• _TASK TO COMPLETE_
Write the material out again in full, word for word. Do not include the pictures.

---

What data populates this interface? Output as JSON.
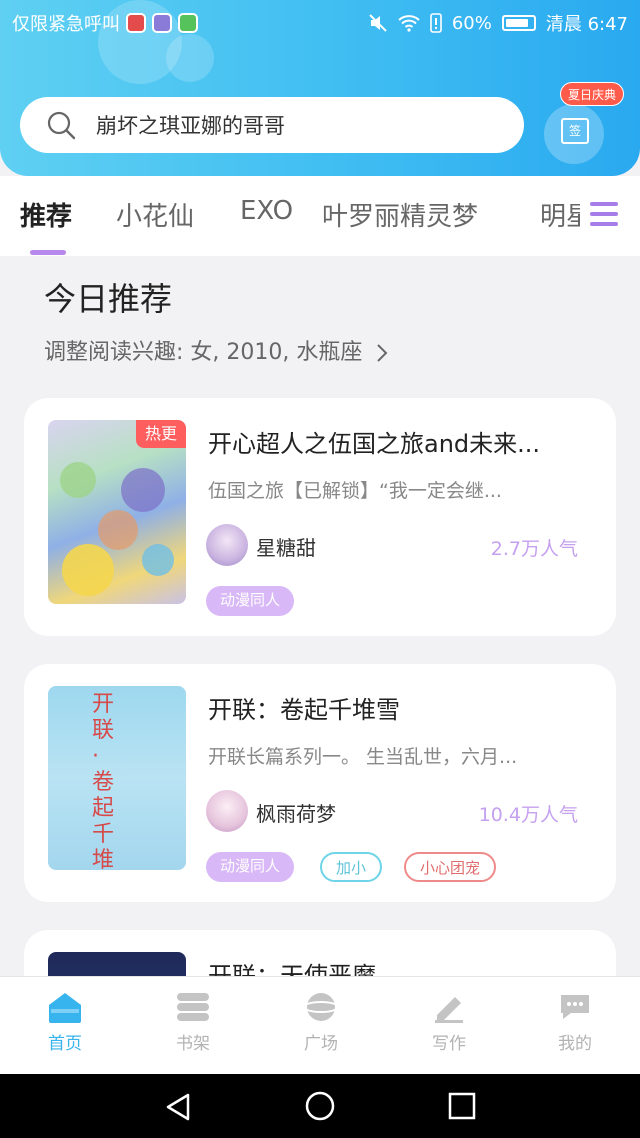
{
  "status_bar": {
    "carrier": "仅限紧急呼叫",
    "battery": "60%",
    "time": "清晨 6:47",
    "app_icon_colors": [
      "#e44b4b",
      "#8a7bd8",
      "#55c25c"
    ]
  },
  "header": {
    "search_placeholder": "崩坏之琪亚娜的哥哥",
    "gift_badge": "夏日庆典",
    "gift_label": "签",
    "accent_color": "#3fbdf2"
  },
  "tabs": [
    "推荐",
    "小花仙",
    "EXO",
    "叶罗丽精灵梦",
    "明星"
  ],
  "section": {
    "title": "今日推荐",
    "subtitle": "调整阅读兴趣: 女, 2010, 水瓶座"
  },
  "cards": [
    {
      "title": "开心超人之伍国之旅and未来...",
      "description": "伍国之旅【已解锁】“我一定会继...",
      "author": "星糖甜",
      "popularity": "2.7万人气",
      "badge": "热更",
      "tags": [
        "动漫同人"
      ]
    },
    {
      "title": "开联：卷起千堆雪",
      "description": "开联长篇系列一。 生当乱世，六月...",
      "author": "枫雨荷梦",
      "popularity": "10.4万人气",
      "cover_text": "开联·卷起千堆雪",
      "tags": [
        "动漫同人",
        "加小",
        "小心团宠"
      ]
    },
    {
      "title": "开联：天使恶魔"
    }
  ],
  "bottom_nav": [
    {
      "label": "首页",
      "icon": "home-icon",
      "active": true
    },
    {
      "label": "书架",
      "icon": "bookshelf-icon",
      "active": false
    },
    {
      "label": "广场",
      "icon": "planet-icon",
      "active": false
    },
    {
      "label": "写作",
      "icon": "pen-icon",
      "active": false
    },
    {
      "label": "我的",
      "icon": "chat-bubble-icon",
      "active": false
    }
  ],
  "colors": {
    "tab_indicator": "#b789ec",
    "popularity": "#c6a1ef",
    "nav_active": "#37b3ee",
    "hot_badge": "#ff5e5e"
  }
}
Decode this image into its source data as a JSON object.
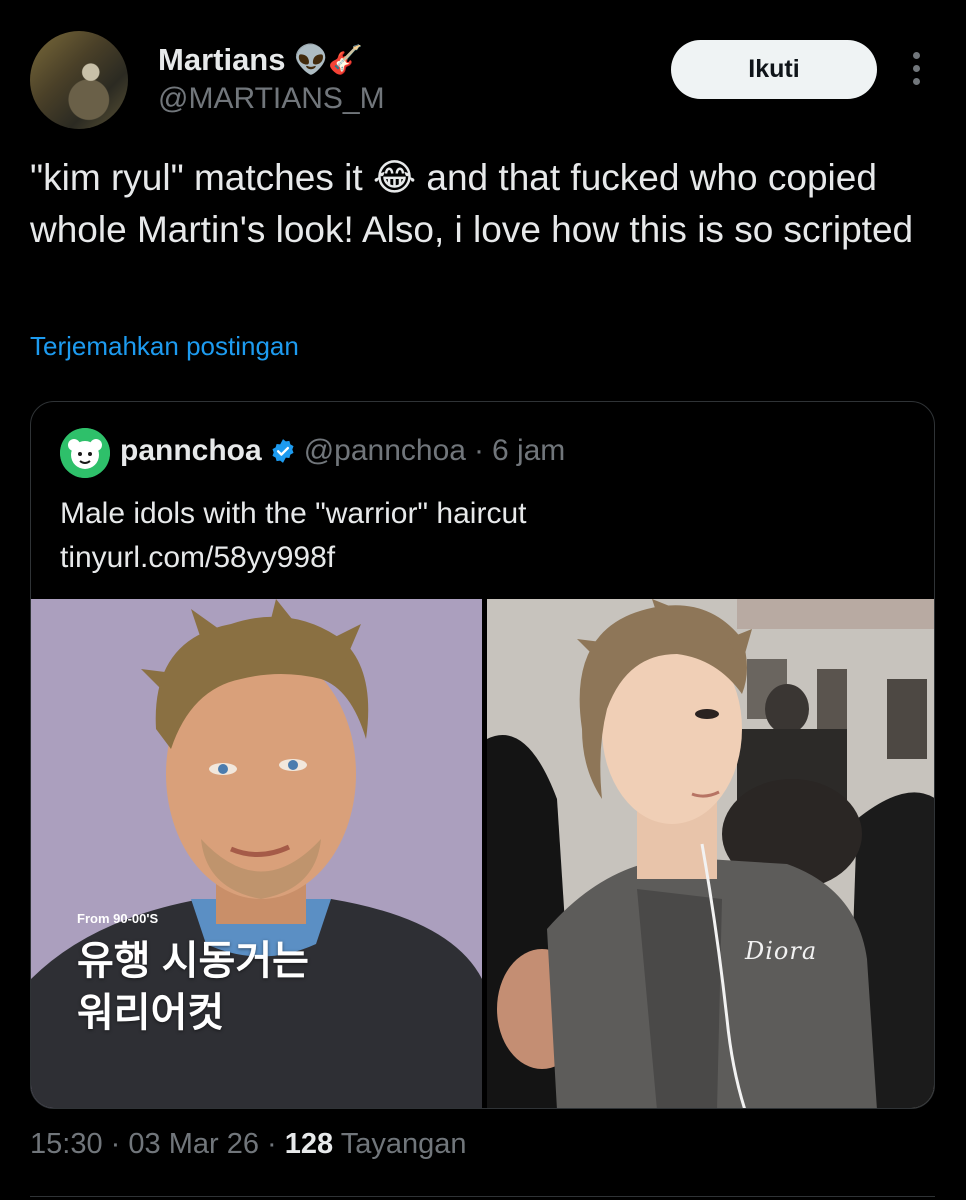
{
  "author": {
    "display_name": "Martians",
    "name_emojis": "👽🎸",
    "handle": "@MARTIANS_M"
  },
  "actions": {
    "follow_label": "Ikuti"
  },
  "tweet": {
    "text_before_emoji": "\"kim ryul\" matches it ",
    "emoji": "😂",
    "text_after_emoji": " and that fucked who copied whole Martin's look! Also, i love how this is so scripted",
    "translate_label": "Terjemahkan postingan"
  },
  "quote": {
    "name": "pannchoa",
    "verified_badge": "✔",
    "handle": "@pannchoa",
    "separator": "·",
    "time": "6 jam",
    "text_line1": "Male idols with the \"warrior\" haircut",
    "link": "tinyurl.com/58yy998f",
    "image_left": {
      "overlay_small": "From 90-00'S",
      "overlay_line1": "유행 시동거는",
      "overlay_line2": "워리어컷"
    },
    "image_right": {
      "watermark": "Diora"
    }
  },
  "footer": {
    "time": "15:30",
    "sep1": "·",
    "date": "03 Mar 26",
    "sep2": "·",
    "views_count": "128",
    "views_label": "Tayangan"
  },
  "colors": {
    "background": "#000000",
    "text": "#e7e9ea",
    "muted": "#71767b",
    "link": "#1d9bf0",
    "verified": "#1d9bf0",
    "border": "#2f3336"
  }
}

---

• _TASK OUTPUT_
What data populates this interface? Output as JSON.
{
  "status_bar": {
    "carrier": "仅限紧急呼叫",
    "battery": "60%",
    "time": "清晨 6:47",
    "app_icon_colors": [
      "#e44b4b",
      "#8a7bd8",
      "#55c25c"
    ]
  },
  "header": {
    "search_placeholder": "崩坏之琪亚娜的哥哥",
    "gift_badge": "夏日庆典",
    "gift_label": "签",
    "accent_color": "#3fbdf2"
  },
  "tabs": [
    "推荐",
    "小花仙",
    "EXO",
    "叶罗丽精灵梦",
    "明星"
  ],
  "section": {
    "title": "今日推荐",
    "subtitle": "调整阅读兴趣: 女, 2010, 水瓶座"
  },
  "cards": [
    {
      "title": "开心超人之伍国之旅and未来...",
      "description": "伍国之旅【已解锁】“我一定会继...",
      "author": "星糖甜",
      "popularity": "2.7万人气",
      "badge": "热更",
      "tags": [
        "动漫同人"
      ]
    },
    {
      "title": "开联：卷起千堆雪",
      "description": "开联长篇系列一。 生当乱世，六月...",
      "author": "枫雨荷梦",
      "popularity": "10.4万人气",
      "cover_text": "开联·卷起千堆雪",
      "tags": [
        "动漫同人",
        "加小",
        "小心团宠"
      ]
    },
    {
      "title": "开联：天使恶魔"
    }
  ],
  "bottom_nav": [
    {
      "label": "首页",
      "icon": "home-icon",
      "active": true
    },
    {
      "label": "书架",
      "icon": "bookshelf-icon",
      "active": false
    },
    {
      "label": "广场",
      "icon": "planet-icon",
      "active": false
    },
    {
      "label": "写作",
      "icon": "pen-icon",
      "active": false
    },
    {
      "label": "我的",
      "icon": "chat-bubble-icon",
      "active": false
    }
  ],
  "colors": {
    "tab_indicator": "#b789ec",
    "popularity": "#c6a1ef",
    "nav_active": "#37b3ee",
    "hot_badge": "#ff5e5e"
  }
}
Decode this image into its source data as a JSON object.
{
  "author": {
    "display_name": "Martians",
    "name_emojis": "👽🎸",
    "handle": "@MARTIANS_M"
  },
  "actions": {
    "follow_label": "Ikuti"
  },
  "tweet": {
    "text_before_emoji": "\"kim ryul\" matches it ",
    "emoji": "😂",
    "text_after_emoji": " and that fucked who copied whole Martin's look! Also, i love how this is so scripted",
    "translate_label": "Terjemahkan postingan"
  },
  "quote": {
    "name": "pannchoa",
    "verified_badge": "✔",
    "handle": "@pannchoa",
    "separator": "·",
    "time": "6 jam",
    "text_line1": "Male idols with the \"warrior\" haircut",
    "link": "tinyurl.com/58yy998f",
    "image_left": {
      "overlay_small": "From 90-00'S",
      "overlay_line1": "유행 시동거는",
      "overlay_line2": "워리어컷"
    },
    "image_right": {
      "watermark": "Diora"
    }
  },
  "footer": {
    "time": "15:30",
    "sep1": "·",
    "date": "03 Mar 26",
    "sep2": "·",
    "views_count": "128",
    "views_label": "Tayangan"
  },
  "colors": {
    "background": "#000000",
    "text": "#e7e9ea",
    "muted": "#71767b",
    "link": "#1d9bf0",
    "verified": "#1d9bf0",
    "border": "#2f3336"
  }
}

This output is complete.